▶ Aim
Reproduce each line exactly, including spacing and punctuation.

▶ Task material
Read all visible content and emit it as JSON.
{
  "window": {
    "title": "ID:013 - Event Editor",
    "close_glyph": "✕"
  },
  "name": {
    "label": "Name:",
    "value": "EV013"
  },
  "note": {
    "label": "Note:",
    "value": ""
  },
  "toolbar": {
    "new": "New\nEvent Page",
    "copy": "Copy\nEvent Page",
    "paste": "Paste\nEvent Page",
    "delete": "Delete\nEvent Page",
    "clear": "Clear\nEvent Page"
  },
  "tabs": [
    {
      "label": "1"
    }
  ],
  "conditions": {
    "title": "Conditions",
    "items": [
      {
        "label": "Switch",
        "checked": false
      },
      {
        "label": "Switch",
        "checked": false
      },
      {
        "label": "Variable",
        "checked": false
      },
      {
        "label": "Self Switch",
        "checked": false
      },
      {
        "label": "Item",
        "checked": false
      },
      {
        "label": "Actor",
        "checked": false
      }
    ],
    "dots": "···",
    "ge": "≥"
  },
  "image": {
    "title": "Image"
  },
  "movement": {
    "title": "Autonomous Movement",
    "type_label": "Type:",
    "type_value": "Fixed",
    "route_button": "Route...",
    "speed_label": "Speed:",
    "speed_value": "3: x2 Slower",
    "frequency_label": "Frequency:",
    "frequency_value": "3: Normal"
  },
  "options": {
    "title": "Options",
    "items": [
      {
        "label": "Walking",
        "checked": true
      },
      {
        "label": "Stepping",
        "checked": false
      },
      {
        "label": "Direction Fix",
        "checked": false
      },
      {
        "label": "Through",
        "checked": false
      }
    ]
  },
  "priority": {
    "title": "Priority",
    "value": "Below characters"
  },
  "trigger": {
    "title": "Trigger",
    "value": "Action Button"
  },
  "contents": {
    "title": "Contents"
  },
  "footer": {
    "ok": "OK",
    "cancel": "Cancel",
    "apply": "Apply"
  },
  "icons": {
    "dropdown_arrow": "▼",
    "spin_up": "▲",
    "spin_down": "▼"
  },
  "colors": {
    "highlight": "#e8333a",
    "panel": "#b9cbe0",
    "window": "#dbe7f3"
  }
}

▶ Final result
Read all visible content and emit it as JSON.
{
  "window": {
    "title": "ID:013 - Event Editor",
    "close_glyph": "✕"
  },
  "name": {
    "label": "Name:",
    "value": "EV013"
  },
  "note": {
    "label": "Note:",
    "value": ""
  },
  "toolbar": {
    "new": "New\nEvent Page",
    "copy": "Copy\nEvent Page",
    "paste": "Paste\nEvent Page",
    "delete": "Delete\nEvent Page",
    "clear": "Clear\nEvent Page"
  },
  "tabs": [
    {
      "label": "1"
    }
  ],
  "conditions": {
    "title": "Conditions",
    "items": [
      {
        "label": "Switch",
        "checked": false
      },
      {
        "label": "Switch",
        "checked": false
      },
      {
        "label": "Variable",
        "checked": false
      },
      {
        "label": "Self Switch",
        "checked": false
      },
      {
        "label": "Item",
        "checked": false
      },
      {
        "label": "Actor",
        "checked": false
      }
    ],
    "dots": "···",
    "ge": "≥"
  },
  "image": {
    "title": "Image"
  },
  "movement": {
    "title": "Autonomous Movement",
    "type_label": "Type:",
    "type_value": "Fixed",
    "route_button": "Route...",
    "speed_label": "Speed:",
    "speed_value": "3: x2 Slower",
    "frequency_label": "Frequency:",
    "frequency_value": "3: Normal"
  },
  "options": {
    "title": "Options",
    "items": [
      {
        "label": "Walking",
        "checked": true
      },
      {
        "label": "Stepping",
        "checked": false
      },
      {
        "label": "Direction Fix",
        "checked": false
      },
      {
        "label": "Through",
        "checked": false
      }
    ]
  },
  "priority": {
    "title": "Priority",
    "value": "Below characters"
  },
  "trigger": {
    "title": "Trigger",
    "value": "Action Button"
  },
  "contents": {
    "title": "Contents"
  },
  "footer": {
    "ok": "OK",
    "cancel": "Cancel",
    "apply": "Apply"
  },
  "icons": {
    "dropdown_arrow": "▼",
    "spin_up": "▲",
    "spin_down": "▼"
  },
  "colors": {
    "highlight": "#e8333a",
    "panel": "#b9cbe0",
    "window": "#dbe7f3"
  }
}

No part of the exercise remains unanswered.